» **WHAT TO PRODUCE**
Emit the line that holds "Transcribe this image's" and all lines following it through the end of the data, verbatim, and nothing else.

» **ITEMS**
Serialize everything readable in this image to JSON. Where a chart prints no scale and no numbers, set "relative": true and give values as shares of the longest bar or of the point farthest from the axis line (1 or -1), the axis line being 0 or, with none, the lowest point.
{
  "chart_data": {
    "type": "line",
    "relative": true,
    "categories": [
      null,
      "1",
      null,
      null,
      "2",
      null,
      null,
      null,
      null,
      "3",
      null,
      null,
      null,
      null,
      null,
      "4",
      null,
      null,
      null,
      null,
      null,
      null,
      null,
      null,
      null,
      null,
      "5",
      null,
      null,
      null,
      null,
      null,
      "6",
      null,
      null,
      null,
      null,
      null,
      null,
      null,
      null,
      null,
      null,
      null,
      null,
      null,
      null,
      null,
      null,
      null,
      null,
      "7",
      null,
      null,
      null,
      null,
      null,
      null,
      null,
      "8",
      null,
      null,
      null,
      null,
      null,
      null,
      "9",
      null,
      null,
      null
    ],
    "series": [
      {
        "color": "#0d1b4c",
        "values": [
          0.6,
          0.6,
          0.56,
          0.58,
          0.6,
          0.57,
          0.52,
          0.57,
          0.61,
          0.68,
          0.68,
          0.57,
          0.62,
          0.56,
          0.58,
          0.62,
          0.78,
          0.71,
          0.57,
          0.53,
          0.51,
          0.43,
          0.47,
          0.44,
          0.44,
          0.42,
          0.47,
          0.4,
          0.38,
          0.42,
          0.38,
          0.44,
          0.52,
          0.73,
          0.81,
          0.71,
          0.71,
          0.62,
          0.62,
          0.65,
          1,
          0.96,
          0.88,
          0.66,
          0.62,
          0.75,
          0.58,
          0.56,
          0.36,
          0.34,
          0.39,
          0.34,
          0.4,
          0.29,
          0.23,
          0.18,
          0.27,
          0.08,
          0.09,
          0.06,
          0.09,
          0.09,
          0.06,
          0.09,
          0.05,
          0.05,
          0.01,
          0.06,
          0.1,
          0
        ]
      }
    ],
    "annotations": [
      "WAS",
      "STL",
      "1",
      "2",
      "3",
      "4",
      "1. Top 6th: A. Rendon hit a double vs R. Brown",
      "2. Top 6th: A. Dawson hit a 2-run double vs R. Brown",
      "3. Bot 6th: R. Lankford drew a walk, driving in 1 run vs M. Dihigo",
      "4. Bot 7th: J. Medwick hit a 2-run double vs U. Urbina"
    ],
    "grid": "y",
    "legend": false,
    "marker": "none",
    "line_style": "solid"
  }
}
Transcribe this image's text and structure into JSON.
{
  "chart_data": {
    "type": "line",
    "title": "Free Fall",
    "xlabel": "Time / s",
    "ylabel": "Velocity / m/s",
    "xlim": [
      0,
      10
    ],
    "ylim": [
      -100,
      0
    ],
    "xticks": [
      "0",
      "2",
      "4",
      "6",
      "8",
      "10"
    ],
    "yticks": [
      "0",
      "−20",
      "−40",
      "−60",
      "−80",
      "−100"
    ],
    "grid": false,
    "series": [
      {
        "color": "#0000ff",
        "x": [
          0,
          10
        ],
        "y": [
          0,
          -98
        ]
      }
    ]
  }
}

» **CORRECT RESPONSE**
Transcribe this image's text and structure into JSON.
{
  "chart_data": {
    "type": "line",
    "title": "Free Fall",
    "xlabel": "Time / s",
    "ylabel": "Velocity / m/s",
    "xlim": [
      0,
      10
    ],
    "ylim": [
      -100,
      0
    ],
    "xticks": [
      "0",
      "2",
      "4",
      "6",
      "8",
      "10"
    ],
    "yticks": [
      "0",
      "−20",
      "−40",
      "−60",
      "−80",
      "−100"
    ],
    "grid": false,
    "series": [
      {
        "color": "#0000ff",
        "x": [
          0,
          10
        ],
        "y": [
          0,
          -98
        ]
      }
    ]
  }
}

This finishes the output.